## EXERCISE DESCRIPTION
Locate the string "Motor" in the listing below. Copy every line where it is found.

## THE INPUT
——————

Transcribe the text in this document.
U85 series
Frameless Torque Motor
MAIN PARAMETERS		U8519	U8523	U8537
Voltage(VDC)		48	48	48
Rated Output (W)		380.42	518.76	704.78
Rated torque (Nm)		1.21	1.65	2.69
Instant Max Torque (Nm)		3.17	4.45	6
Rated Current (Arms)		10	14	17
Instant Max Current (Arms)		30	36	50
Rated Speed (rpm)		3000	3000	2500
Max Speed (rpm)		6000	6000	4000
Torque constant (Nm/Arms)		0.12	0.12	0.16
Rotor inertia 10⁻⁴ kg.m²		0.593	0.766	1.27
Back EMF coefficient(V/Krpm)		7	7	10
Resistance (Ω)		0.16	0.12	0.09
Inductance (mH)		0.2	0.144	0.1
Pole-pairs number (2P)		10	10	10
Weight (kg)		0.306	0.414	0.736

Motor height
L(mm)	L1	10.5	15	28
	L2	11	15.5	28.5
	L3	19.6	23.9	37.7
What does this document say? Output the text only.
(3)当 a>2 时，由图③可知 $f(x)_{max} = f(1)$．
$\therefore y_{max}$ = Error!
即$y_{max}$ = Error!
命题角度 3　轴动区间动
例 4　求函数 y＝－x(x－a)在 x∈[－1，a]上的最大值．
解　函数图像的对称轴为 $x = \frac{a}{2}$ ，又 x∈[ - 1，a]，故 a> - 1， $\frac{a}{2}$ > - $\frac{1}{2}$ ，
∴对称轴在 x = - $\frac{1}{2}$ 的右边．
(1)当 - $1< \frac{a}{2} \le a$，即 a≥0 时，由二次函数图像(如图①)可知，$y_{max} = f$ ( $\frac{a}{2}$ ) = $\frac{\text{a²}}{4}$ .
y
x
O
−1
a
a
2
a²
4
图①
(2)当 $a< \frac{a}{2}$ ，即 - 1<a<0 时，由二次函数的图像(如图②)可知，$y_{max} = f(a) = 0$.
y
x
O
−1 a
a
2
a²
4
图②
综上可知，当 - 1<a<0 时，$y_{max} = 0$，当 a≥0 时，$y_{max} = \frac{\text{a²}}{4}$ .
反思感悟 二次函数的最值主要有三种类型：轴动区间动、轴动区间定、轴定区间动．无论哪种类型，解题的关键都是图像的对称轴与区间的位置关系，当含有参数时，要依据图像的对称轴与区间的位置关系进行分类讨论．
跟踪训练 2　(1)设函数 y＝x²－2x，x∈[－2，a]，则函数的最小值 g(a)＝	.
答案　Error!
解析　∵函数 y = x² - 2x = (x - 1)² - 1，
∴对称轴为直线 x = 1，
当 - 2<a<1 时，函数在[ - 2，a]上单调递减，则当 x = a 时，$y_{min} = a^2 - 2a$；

——————

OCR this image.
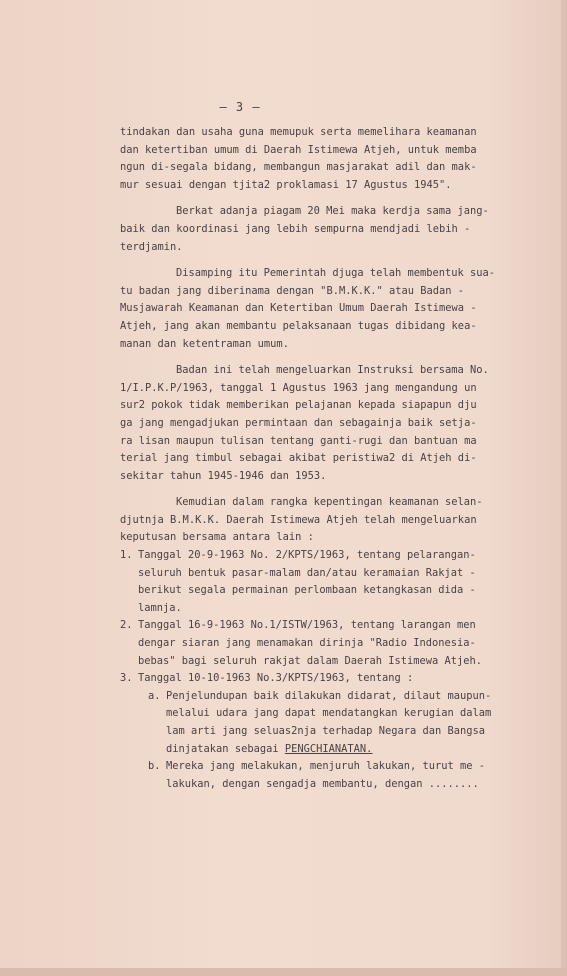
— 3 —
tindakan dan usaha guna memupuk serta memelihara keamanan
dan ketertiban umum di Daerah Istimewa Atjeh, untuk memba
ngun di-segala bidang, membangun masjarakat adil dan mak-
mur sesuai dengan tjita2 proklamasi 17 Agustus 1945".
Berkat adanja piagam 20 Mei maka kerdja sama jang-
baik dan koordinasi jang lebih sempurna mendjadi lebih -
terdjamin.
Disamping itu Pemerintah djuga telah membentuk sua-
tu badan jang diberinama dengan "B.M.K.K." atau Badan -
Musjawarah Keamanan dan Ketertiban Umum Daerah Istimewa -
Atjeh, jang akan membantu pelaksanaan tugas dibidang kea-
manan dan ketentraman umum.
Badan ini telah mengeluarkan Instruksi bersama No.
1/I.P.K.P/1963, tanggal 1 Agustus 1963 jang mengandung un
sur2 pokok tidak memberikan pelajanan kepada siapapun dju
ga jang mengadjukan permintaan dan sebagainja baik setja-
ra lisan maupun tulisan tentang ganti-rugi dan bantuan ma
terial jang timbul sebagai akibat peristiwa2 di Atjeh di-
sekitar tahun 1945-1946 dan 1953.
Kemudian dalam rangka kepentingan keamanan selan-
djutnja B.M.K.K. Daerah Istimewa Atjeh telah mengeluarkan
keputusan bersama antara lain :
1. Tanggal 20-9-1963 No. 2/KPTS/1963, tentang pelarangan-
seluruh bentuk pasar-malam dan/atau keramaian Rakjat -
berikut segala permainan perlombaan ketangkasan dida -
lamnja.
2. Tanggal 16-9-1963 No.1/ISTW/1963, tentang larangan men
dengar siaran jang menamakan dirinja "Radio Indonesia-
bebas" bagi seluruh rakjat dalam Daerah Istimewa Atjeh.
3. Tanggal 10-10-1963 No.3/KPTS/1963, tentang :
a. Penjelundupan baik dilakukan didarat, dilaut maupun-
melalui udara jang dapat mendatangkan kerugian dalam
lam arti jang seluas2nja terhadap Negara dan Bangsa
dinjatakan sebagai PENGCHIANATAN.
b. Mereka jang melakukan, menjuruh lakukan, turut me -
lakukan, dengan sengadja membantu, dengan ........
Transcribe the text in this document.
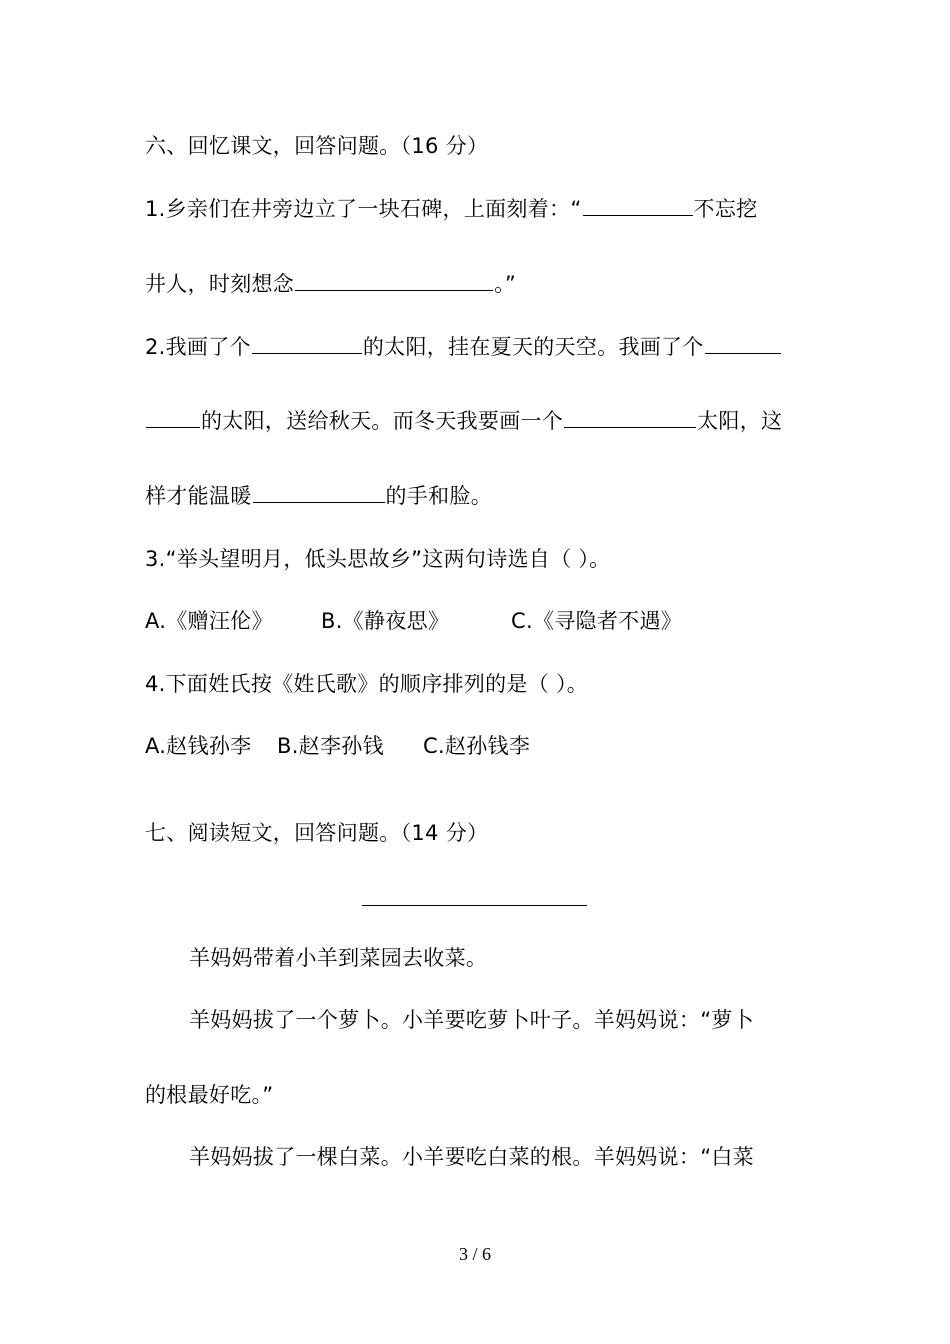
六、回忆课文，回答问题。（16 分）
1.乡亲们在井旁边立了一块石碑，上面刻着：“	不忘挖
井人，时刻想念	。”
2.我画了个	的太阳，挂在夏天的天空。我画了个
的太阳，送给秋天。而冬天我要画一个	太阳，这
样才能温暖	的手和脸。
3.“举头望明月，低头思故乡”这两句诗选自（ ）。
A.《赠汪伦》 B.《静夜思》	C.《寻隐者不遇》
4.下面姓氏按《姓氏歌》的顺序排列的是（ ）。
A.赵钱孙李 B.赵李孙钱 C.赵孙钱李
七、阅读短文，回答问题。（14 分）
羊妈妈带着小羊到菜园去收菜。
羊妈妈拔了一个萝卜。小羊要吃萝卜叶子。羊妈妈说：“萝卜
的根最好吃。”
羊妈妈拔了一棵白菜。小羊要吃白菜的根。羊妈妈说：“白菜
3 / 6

——————

## RESULT
Frameless Torque Motor
Motor height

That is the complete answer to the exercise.